Problem statement - Reproduce the listing below exactly, minus its pictures.

-- begin --

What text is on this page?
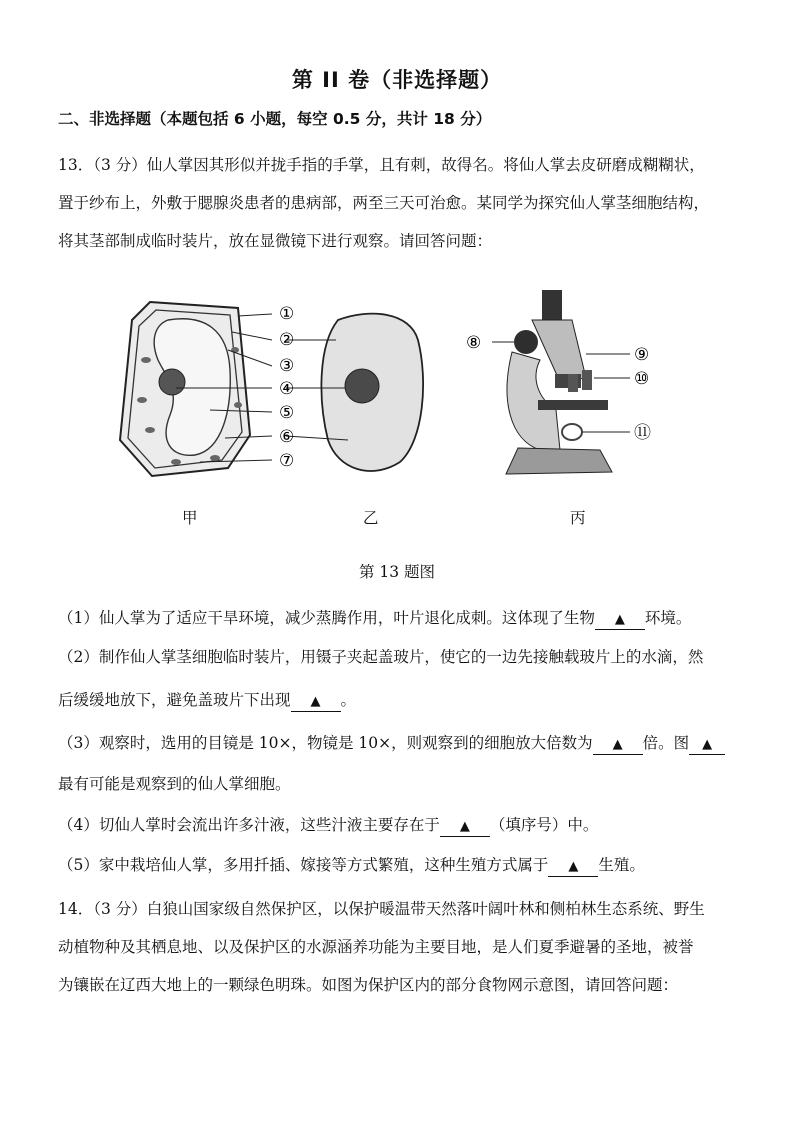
第 II 卷（非选择题）
二、非选择题（本题包括 6 小题，每空 0.5 分，共计 18 分）
13．（3 分）仙人掌因其形似并拢手指的手掌，且有刺，故得名。将仙人掌去皮研磨成糊糊状，
置于纱布上，外敷于腮腺炎患者的患病部，两至三天可治愈。某同学为探究仙人掌茎细胞结构，
将其茎部制成临时装片，放在显微镜下进行观察。请回答问题：
①
②
③
④
⑤
⑥
⑦
⑧
⑨
⑩
⑪
甲	乙	丙
第 13 题图
（1）仙人掌为了适应干旱环境，减少蒸腾作用，叶片退化成刺。这体现了生物 ▲ 环境。
（2）制作仙人掌茎细胞临时装片，用镊子夹起盖玻片，使它的一边先接触载玻片上的水滴，然
后缓缓地放下，避免盖玻片下出现 ▲ 。
（3）观察时，选用的目镜是 10×，物镜是 10×，则观察到的细胞放大倍数为 ▲ 倍。图 ▲
最有可能是观察到的仙人掌细胞。
（4）切仙人掌时会流出许多汁液，这些汁液主要存在于 ▲ （填序号）中。
（5）家中栽培仙人掌，多用扦插、嫁接等方式繁殖，这种生殖方式属于 ▲ 生殖。
14．（3 分）白狼山国家级自然保护区，以保护暖温带天然落叶阔叶林和侧柏林生态系统、野生
动植物种及其栖息地、以及保护区的水源涵养功能为主要目地，是人们夏季避暑的圣地，被誉
为镶嵌在辽西大地上的一颗绿色明珠。如图为保护区内的部分食物网示意图，请回答问题：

-- end --

Result for this task -
What text is on this page?
第 II 卷（非选择题）
二、非选择题（本题包括 6 小题，每空 0.5 分，共计 18 分）
13．（3 分）仙人掌因其形似并拢手指的手掌，且有刺，故得名。将仙人掌去皮研磨成糊糊状，
置于纱布上，外敷于腮腺炎患者的患病部，两至三天可治愈。某同学为探究仙人掌茎细胞结构，
将其茎部制成临时装片，放在显微镜下进行观察。请回答问题：
①
②
③
④
⑤
⑥
⑦
⑧
⑨
⑩
⑪
甲	乙	丙
第 13 题图
（1）仙人掌为了适应干旱环境，减少蒸腾作用，叶片退化成刺。这体现了生物 ▲ 环境。
（2）制作仙人掌茎细胞临时装片，用镊子夹起盖玻片，使它的一边先接触载玻片上的水滴，然
后缓缓地放下，避免盖玻片下出现 ▲ 。
（3）观察时，选用的目镜是 10×，物镜是 10×，则观察到的细胞放大倍数为 ▲ 倍。图 ▲
最有可能是观察到的仙人掌细胞。
（4）切仙人掌时会流出许多汁液，这些汁液主要存在于 ▲ （填序号）中。
（5）家中栽培仙人掌，多用扦插、嫁接等方式繁殖，这种生殖方式属于 ▲ 生殖。
14．（3 分）白狼山国家级自然保护区，以保护暖温带天然落叶阔叶林和侧柏林生态系统、野生
动植物种及其栖息地、以及保护区的水源涵养功能为主要目地，是人们夏季避暑的圣地，被誉
为镶嵌在辽西大地上的一颗绿色明珠。如图为保护区内的部分食物网示意图，请回答问题：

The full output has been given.